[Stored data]
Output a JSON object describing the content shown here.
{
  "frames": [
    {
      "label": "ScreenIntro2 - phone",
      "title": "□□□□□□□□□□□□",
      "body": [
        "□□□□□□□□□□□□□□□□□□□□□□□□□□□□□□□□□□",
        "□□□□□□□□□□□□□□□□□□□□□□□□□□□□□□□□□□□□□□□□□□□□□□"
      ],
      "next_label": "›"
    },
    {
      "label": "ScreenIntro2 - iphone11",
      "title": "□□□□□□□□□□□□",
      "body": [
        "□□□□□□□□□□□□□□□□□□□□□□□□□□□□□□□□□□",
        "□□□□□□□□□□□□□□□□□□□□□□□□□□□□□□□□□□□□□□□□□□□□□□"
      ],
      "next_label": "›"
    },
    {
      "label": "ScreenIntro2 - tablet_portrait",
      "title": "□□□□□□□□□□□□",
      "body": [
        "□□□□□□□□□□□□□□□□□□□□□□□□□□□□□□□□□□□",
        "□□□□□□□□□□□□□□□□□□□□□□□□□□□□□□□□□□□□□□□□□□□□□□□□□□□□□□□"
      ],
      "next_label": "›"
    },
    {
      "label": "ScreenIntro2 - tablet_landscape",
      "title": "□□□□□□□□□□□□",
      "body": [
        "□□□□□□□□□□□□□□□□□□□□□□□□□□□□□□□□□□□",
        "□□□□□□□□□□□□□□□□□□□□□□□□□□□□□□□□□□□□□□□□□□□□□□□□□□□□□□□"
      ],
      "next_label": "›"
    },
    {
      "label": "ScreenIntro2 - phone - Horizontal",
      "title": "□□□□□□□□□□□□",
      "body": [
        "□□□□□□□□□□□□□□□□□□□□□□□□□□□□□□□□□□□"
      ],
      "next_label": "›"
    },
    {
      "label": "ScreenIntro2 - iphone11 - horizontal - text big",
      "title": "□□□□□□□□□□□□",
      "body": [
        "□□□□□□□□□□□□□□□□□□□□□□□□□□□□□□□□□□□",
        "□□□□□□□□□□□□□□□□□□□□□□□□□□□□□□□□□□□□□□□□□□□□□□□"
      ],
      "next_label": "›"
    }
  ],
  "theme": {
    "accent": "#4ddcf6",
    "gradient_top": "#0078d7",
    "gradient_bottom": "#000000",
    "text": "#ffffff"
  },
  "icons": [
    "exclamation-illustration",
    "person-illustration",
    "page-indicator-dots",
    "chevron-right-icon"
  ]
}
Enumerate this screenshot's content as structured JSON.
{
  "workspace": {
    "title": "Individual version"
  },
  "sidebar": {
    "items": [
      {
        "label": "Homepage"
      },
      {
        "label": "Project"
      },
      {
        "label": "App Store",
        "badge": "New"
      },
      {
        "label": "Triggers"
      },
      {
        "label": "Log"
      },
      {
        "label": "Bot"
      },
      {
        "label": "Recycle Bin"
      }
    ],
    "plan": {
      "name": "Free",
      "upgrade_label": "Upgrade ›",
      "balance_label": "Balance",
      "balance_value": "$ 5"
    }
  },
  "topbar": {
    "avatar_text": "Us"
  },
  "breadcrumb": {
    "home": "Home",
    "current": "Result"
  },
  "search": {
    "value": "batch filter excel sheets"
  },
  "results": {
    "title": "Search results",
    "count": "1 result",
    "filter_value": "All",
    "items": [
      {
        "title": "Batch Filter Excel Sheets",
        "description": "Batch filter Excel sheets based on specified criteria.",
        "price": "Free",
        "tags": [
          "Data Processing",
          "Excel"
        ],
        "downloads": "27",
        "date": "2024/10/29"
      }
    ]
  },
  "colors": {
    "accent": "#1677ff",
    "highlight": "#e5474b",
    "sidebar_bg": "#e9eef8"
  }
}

Exercise prompt: Repeat the data above, word for word.

Output below:
Output a JSON object describing the content shown here.
{
  "frames": [
    {
      "label": "ScreenIntro2 - phone",
      "title": "□□□□□□□□□□□□",
      "body": [
        "□□□□□□□□□□□□□□□□□□□□□□□□□□□□□□□□□□",
        "□□□□□□□□□□□□□□□□□□□□□□□□□□□□□□□□□□□□□□□□□□□□□□"
      ],
      "next_label": "›"
    },
    {
      "label": "ScreenIntro2 - iphone11",
      "title": "□□□□□□□□□□□□",
      "body": [
        "□□□□□□□□□□□□□□□□□□□□□□□□□□□□□□□□□□",
        "□□□□□□□□□□□□□□□□□□□□□□□□□□□□□□□□□□□□□□□□□□□□□□"
      ],
      "next_label": "›"
    },
    {
      "label": "ScreenIntro2 - tablet_portrait",
      "title": "□□□□□□□□□□□□",
      "body": [
        "□□□□□□□□□□□□□□□□□□□□□□□□□□□□□□□□□□□",
        "□□□□□□□□□□□□□□□□□□□□□□□□□□□□□□□□□□□□□□□□□□□□□□□□□□□□□□□"
      ],
      "next_label": "›"
    },
    {
      "label": "ScreenIntro2 - tablet_landscape",
      "title": "□□□□□□□□□□□□",
      "body": [
        "□□□□□□□□□□□□□□□□□□□□□□□□□□□□□□□□□□□",
        "□□□□□□□□□□□□□□□□□□□□□□□□□□□□□□□□□□□□□□□□□□□□□□□□□□□□□□□"
      ],
      "next_label": "›"
    },
    {
      "label": "ScreenIntro2 - phone - Horizontal",
      "title": "□□□□□□□□□□□□",
      "body": [
        "□□□□□□□□□□□□□□□□□□□□□□□□□□□□□□□□□□□"
      ],
      "next_label": "›"
    },
    {
      "label": "ScreenIntro2 - iphone11 - horizontal - text big",
      "title": "□□□□□□□□□□□□",
      "body": [
        "□□□□□□□□□□□□□□□□□□□□□□□□□□□□□□□□□□□",
        "□□□□□□□□□□□□□□□□□□□□□□□□□□□□□□□□□□□□□□□□□□□□□□□"
      ],
      "next_label": "›"
    }
  ],
  "theme": {
    "accent": "#4ddcf6",
    "gradient_top": "#0078d7",
    "gradient_bottom": "#000000",
    "text": "#ffffff"
  },
  "icons": [
    "exclamation-illustration",
    "person-illustration",
    "page-indicator-dots",
    "chevron-right-icon"
  ]
}
Enumerate this screenshot's content as structured JSON.
{
  "workspace": {
    "title": "Individual version"
  },
  "sidebar": {
    "items": [
      {
        "label": "Homepage"
      },
      {
        "label": "Project"
      },
      {
        "label": "App Store",
        "badge": "New"
      },
      {
        "label": "Triggers"
      },
      {
        "label": "Log"
      },
      {
        "label": "Bot"
      },
      {
        "label": "Recycle Bin"
      }
    ],
    "plan": {
      "name": "Free",
      "upgrade_label": "Upgrade ›",
      "balance_label": "Balance",
      "balance_value": "$ 5"
    }
  },
  "topbar": {
    "avatar_text": "Us"
  },
  "breadcrumb": {
    "home": "Home",
    "current": "Result"
  },
  "search": {
    "value": "batch filter excel sheets"
  },
  "results": {
    "title": "Search results",
    "count": "1 result",
    "filter_value": "All",
    "items": [
      {
        "title": "Batch Filter Excel Sheets",
        "description": "Batch filter Excel sheets based on specified criteria.",
        "price": "Free",
        "tags": [
          "Data Processing",
          "Excel"
        ],
        "downloads": "27",
        "date": "2024/10/29"
      }
    ]
  },
  "colors": {
    "accent": "#1677ff",
    "highlight": "#e5474b",
    "sidebar_bg": "#e9eef8"
  }
}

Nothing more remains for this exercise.